▶ _What needs to be done_:
Transcribe the full listing exactly, and drop every picture.

▶ _Records to use_:
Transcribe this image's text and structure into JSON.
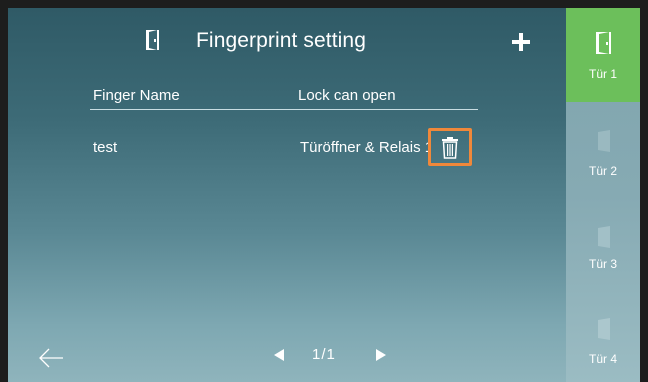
{
  "header": {
    "title": "Fingerprint setting",
    "door_icon": "door-icon",
    "add_icon": "plus-icon"
  },
  "table": {
    "columns": [
      "Finger Name",
      "Lock can open"
    ],
    "rows": [
      {
        "finger_name": "test",
        "lock_can_open": "Türöffner & Relais 1",
        "delete_icon": "trash-icon"
      }
    ]
  },
  "footer": {
    "back_icon": "arrow-left-icon",
    "page_text": "1/1",
    "prev_icon": "triangle-left-icon",
    "next_icon": "triangle-right-icon"
  },
  "sidebar": {
    "tabs": [
      {
        "label": "Tür 1",
        "active": true
      },
      {
        "label": "Tür 2",
        "active": false
      },
      {
        "label": "Tür 3",
        "active": false
      },
      {
        "label": "Tür 4",
        "active": false
      }
    ]
  },
  "colors": {
    "active_tab": "#6cbf5b",
    "highlight_border": "#f0883a"
  }
}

▶ _Response to this exercise_:
Transcribe this image's text and structure into JSON.
{
  "header": {
    "title": "Fingerprint setting",
    "door_icon": "door-icon",
    "add_icon": "plus-icon"
  },
  "table": {
    "columns": [
      "Finger Name",
      "Lock can open"
    ],
    "rows": [
      {
        "finger_name": "test",
        "lock_can_open": "Türöffner & Relais 1",
        "delete_icon": "trash-icon"
      }
    ]
  },
  "footer": {
    "back_icon": "arrow-left-icon",
    "page_text": "1/1",
    "prev_icon": "triangle-left-icon",
    "next_icon": "triangle-right-icon"
  },
  "sidebar": {
    "tabs": [
      {
        "label": "Tür 1",
        "active": true
      },
      {
        "label": "Tür 2",
        "active": false
      },
      {
        "label": "Tür 3",
        "active": false
      },
      {
        "label": "Tür 4",
        "active": false
      }
    ]
  },
  "colors": {
    "active_tab": "#6cbf5b",
    "highlight_border": "#f0883a"
  }
}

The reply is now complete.